TASK GOAL: List every line below containing "here".

-- START --

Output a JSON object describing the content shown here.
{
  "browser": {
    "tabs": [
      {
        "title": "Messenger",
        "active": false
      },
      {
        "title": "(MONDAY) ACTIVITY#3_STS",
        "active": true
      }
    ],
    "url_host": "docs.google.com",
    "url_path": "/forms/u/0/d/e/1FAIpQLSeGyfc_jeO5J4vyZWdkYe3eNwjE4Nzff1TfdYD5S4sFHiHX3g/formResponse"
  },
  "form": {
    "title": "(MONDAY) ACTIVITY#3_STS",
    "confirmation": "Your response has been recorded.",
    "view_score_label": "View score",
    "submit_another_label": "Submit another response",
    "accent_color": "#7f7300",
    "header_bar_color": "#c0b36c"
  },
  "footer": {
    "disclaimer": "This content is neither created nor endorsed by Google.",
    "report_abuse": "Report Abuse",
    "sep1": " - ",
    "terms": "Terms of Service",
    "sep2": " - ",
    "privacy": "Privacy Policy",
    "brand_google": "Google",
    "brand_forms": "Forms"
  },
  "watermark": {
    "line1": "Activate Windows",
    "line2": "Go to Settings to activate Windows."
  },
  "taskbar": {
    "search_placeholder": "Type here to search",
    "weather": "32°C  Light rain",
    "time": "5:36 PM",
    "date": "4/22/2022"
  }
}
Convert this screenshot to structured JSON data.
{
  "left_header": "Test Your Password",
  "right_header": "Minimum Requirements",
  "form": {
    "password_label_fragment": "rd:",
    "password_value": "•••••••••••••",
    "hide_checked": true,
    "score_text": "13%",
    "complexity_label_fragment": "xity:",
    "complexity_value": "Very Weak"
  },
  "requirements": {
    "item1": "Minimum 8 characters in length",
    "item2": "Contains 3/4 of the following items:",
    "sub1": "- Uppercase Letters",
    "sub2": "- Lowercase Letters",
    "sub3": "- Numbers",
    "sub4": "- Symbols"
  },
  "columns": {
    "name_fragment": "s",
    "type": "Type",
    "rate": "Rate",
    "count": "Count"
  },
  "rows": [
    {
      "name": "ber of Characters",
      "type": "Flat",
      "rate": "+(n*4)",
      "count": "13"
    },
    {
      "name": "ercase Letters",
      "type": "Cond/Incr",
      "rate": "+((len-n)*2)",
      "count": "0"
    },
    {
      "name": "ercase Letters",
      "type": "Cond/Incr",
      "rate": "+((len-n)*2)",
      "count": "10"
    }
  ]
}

-- END --

FULL RESPONSE:
Output a JSON object describing the content shown here.
    "search_placeholder": "Type here to search",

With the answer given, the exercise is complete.